>> Begin DATA FOR THIS TASK
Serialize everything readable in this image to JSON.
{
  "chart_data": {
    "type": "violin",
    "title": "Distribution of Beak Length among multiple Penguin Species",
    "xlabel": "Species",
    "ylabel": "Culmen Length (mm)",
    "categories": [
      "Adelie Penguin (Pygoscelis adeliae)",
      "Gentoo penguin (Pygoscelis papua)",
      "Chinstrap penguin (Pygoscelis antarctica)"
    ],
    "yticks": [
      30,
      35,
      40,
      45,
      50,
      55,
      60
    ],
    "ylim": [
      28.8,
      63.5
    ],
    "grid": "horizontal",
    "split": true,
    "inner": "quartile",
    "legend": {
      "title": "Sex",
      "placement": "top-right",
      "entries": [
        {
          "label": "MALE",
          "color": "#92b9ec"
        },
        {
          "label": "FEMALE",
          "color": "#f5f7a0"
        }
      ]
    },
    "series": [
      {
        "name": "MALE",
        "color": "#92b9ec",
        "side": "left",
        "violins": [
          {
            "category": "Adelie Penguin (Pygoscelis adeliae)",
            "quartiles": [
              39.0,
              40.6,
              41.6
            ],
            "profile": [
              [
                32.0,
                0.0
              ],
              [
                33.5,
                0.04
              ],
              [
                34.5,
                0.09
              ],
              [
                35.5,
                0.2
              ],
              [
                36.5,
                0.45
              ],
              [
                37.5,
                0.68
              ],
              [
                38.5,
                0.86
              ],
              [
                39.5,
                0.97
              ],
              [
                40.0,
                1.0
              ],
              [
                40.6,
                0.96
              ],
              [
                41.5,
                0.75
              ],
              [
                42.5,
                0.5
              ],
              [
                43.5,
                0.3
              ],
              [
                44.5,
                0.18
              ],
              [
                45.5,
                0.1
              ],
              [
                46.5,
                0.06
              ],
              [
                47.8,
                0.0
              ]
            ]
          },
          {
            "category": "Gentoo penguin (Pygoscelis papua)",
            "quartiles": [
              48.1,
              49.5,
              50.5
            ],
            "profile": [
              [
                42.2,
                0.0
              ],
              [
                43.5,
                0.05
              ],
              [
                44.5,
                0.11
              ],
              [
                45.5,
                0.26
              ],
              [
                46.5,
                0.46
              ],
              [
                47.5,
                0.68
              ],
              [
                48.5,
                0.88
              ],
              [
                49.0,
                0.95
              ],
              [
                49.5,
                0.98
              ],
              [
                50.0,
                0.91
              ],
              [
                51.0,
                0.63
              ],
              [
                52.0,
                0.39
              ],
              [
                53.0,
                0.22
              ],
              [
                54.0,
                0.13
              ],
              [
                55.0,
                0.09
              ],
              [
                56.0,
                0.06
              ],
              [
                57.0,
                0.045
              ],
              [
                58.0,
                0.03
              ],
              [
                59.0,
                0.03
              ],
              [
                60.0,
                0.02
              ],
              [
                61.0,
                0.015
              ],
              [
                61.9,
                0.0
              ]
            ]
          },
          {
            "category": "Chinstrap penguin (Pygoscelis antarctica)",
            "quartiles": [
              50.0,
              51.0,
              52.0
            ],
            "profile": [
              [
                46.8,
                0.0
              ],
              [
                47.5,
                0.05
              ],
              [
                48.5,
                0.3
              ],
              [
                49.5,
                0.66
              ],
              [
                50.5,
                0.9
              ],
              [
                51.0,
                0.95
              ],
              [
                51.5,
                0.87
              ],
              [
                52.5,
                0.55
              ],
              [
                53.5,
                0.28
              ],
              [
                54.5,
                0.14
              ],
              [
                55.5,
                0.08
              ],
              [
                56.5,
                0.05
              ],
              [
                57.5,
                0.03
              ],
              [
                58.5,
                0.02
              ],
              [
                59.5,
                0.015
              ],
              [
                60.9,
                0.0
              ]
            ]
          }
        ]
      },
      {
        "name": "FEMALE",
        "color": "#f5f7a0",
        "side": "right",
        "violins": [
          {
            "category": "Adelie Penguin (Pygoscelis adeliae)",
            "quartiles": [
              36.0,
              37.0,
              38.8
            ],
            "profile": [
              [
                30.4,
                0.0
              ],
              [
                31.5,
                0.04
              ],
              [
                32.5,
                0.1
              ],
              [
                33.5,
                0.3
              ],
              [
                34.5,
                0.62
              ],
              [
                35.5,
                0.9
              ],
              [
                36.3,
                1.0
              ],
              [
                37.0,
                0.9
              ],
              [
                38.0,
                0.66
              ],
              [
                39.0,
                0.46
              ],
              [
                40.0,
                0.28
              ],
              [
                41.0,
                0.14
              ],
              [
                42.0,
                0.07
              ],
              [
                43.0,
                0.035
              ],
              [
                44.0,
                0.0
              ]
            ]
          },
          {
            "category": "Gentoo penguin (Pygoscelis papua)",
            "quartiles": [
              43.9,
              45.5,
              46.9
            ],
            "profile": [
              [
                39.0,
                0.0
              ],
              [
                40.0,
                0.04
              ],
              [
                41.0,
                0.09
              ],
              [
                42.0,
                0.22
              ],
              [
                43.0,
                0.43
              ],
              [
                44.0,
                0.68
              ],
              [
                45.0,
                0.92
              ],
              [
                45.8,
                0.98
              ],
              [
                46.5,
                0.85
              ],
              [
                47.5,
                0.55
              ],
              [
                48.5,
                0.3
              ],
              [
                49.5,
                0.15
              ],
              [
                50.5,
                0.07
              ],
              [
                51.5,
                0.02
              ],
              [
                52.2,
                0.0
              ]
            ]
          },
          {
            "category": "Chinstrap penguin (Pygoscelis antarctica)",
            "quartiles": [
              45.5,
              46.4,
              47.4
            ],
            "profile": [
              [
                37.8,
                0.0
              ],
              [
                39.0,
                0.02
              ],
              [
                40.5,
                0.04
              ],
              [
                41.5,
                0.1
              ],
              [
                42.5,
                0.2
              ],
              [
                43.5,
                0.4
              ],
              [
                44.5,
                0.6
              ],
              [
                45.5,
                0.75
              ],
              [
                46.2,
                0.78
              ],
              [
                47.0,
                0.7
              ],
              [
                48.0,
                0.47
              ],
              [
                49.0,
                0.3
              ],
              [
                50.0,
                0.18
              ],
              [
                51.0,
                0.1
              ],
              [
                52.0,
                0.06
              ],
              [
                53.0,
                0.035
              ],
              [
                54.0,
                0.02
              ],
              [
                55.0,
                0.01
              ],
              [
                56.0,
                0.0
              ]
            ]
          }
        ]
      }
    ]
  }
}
>> End DATA FOR THIS TASK
WHAT THE EXERCISE ASKS →
Write out every line of the records exactly.

FULL SOLUTION →
Serialize everything readable in this image to JSON.
{
  "chart_data": {
    "type": "violin",
    "title": "Distribution of Beak Length among multiple Penguin Species",
    "xlabel": "Species",
    "ylabel": "Culmen Length (mm)",
    "categories": [
      "Adelie Penguin (Pygoscelis adeliae)",
      "Gentoo penguin (Pygoscelis papua)",
      "Chinstrap penguin (Pygoscelis antarctica)"
    ],
    "yticks": [
      30,
      35,
      40,
      45,
      50,
      55,
      60
    ],
    "ylim": [
      28.8,
      63.5
    ],
    "grid": "horizontal",
    "split": true,
    "inner": "quartile",
    "legend": {
      "title": "Sex",
      "placement": "top-right",
      "entries": [
        {
          "label": "MALE",
          "color": "#92b9ec"
        },
        {
          "label": "FEMALE",
          "color": "#f5f7a0"
        }
      ]
    },
    "series": [
      {
        "name": "MALE",
        "color": "#92b9ec",
        "side": "left",
        "violins": [
          {
            "category": "Adelie Penguin (Pygoscelis adeliae)",
            "quartiles": [
              39.0,
              40.6,
              41.6
            ],
            "profile": [
              [
                32.0,
                0.0
              ],
              [
                33.5,
                0.04
              ],
              [
                34.5,
                0.09
              ],
              [
                35.5,
                0.2
              ],
              [
                36.5,
                0.45
              ],
              [
                37.5,
                0.68
              ],
              [
                38.5,
                0.86
              ],
              [
                39.5,
                0.97
              ],
              [
                40.0,
                1.0
              ],
              [
                40.6,
                0.96
              ],
              [
                41.5,
                0.75
              ],
              [
                42.5,
                0.5
              ],
              [
                43.5,
                0.3
              ],
              [
                44.5,
                0.18
              ],
              [
                45.5,
                0.1
              ],
              [
                46.5,
                0.06
              ],
              [
                47.8,
                0.0
              ]
            ]
          },
          {
            "category": "Gentoo penguin (Pygoscelis papua)",
            "quartiles": [
              48.1,
              49.5,
              50.5
            ],
            "profile": [
              [
                42.2,
                0.0
              ],
              [
                43.5,
                0.05
              ],
              [
                44.5,
                0.11
              ],
              [
                45.5,
                0.26
              ],
              [
                46.5,
                0.46
              ],
              [
                47.5,
                0.68
              ],
              [
                48.5,
                0.88
              ],
              [
                49.0,
                0.95
              ],
              [
                49.5,
                0.98
              ],
              [
                50.0,
                0.91
              ],
              [
                51.0,
                0.63
              ],
              [
                52.0,
                0.39
              ],
              [
                53.0,
                0.22
              ],
              [
                54.0,
                0.13
              ],
              [
                55.0,
                0.09
              ],
              [
                56.0,
                0.06
              ],
              [
                57.0,
                0.045
              ],
              [
                58.0,
                0.03
              ],
              [
                59.0,
                0.03
              ],
              [
                60.0,
                0.02
              ],
              [
                61.0,
                0.015
              ],
              [
                61.9,
                0.0
              ]
            ]
          },
          {
            "category": "Chinstrap penguin (Pygoscelis antarctica)",
            "quartiles": [
              50.0,
              51.0,
              52.0
            ],
            "profile": [
              [
                46.8,
                0.0
              ],
              [
                47.5,
                0.05
              ],
              [
                48.5,
                0.3
              ],
              [
                49.5,
                0.66
              ],
              [
                50.5,
                0.9
              ],
              [
                51.0,
                0.95
              ],
              [
                51.5,
                0.87
              ],
              [
                52.5,
                0.55
              ],
              [
                53.5,
                0.28
              ],
              [
                54.5,
                0.14
              ],
              [
                55.5,
                0.08
              ],
              [
                56.5,
                0.05
              ],
              [
                57.5,
                0.03
              ],
              [
                58.5,
                0.02
              ],
              [
                59.5,
                0.015
              ],
              [
                60.9,
                0.0
              ]
            ]
          }
        ]
      },
      {
        "name": "FEMALE",
        "color": "#f5f7a0",
        "side": "right",
        "violins": [
          {
            "category": "Adelie Penguin (Pygoscelis adeliae)",
            "quartiles": [
              36.0,
              37.0,
              38.8
            ],
            "profile": [
              [
                30.4,
                0.0
              ],
              [
                31.5,
                0.04
              ],
              [
                32.5,
                0.1
              ],
              [
                33.5,
                0.3
              ],
              [
                34.5,
                0.62
              ],
              [
                35.5,
                0.9
              ],
              [
                36.3,
                1.0
              ],
              [
                37.0,
                0.9
              ],
              [
                38.0,
                0.66
              ],
              [
                39.0,
                0.46
              ],
              [
                40.0,
                0.28
              ],
              [
                41.0,
                0.14
              ],
              [
                42.0,
                0.07
              ],
              [
                43.0,
                0.035
              ],
              [
                44.0,
                0.0
              ]
            ]
          },
          {
            "category": "Gentoo penguin (Pygoscelis papua)",
            "quartiles": [
              43.9,
              45.5,
              46.9
            ],
            "profile": [
              [
                39.0,
                0.0
              ],
              [
                40.0,
                0.04
              ],
              [
                41.0,
                0.09
              ],
              [
                42.0,
                0.22
              ],
              [
                43.0,
                0.43
              ],
              [
                44.0,
                0.68
              ],
              [
                45.0,
                0.92
              ],
              [
                45.8,
                0.98
              ],
              [
                46.5,
                0.85
              ],
              [
                47.5,
                0.55
              ],
              [
                48.5,
                0.3
              ],
              [
                49.5,
                0.15
              ],
              [
                50.5,
                0.07
              ],
              [
                51.5,
                0.02
              ],
              [
                52.2,
                0.0
              ]
            ]
          },
          {
            "category": "Chinstrap penguin (Pygoscelis antarctica)",
            "quartiles": [
              45.5,
              46.4,
              47.4
            ],
            "profile": [
              [
                37.8,
                0.0
              ],
              [
                39.0,
                0.02
              ],
              [
                40.5,
                0.04
              ],
              [
                41.5,
                0.1
              ],
              [
                42.5,
                0.2
              ],
              [
                43.5,
                0.4
              ],
              [
                44.5,
                0.6
              ],
              [
                45.5,
                0.75
              ],
              [
                46.2,
                0.78
              ],
              [
                47.0,
                0.7
              ],
              [
                48.0,
                0.47
              ],
              [
                49.0,
                0.3
              ],
              [
                50.0,
                0.18
              ],
              [
                51.0,
                0.1
              ],
              [
                52.0,
                0.06
              ],
              [
                53.0,
                0.035
              ],
              [
                54.0,
                0.02
              ],
              [
                55.0,
                0.01
              ],
              [
                56.0,
                0.0
              ]
            ]
          }
        ]
      }
    ]
  }
}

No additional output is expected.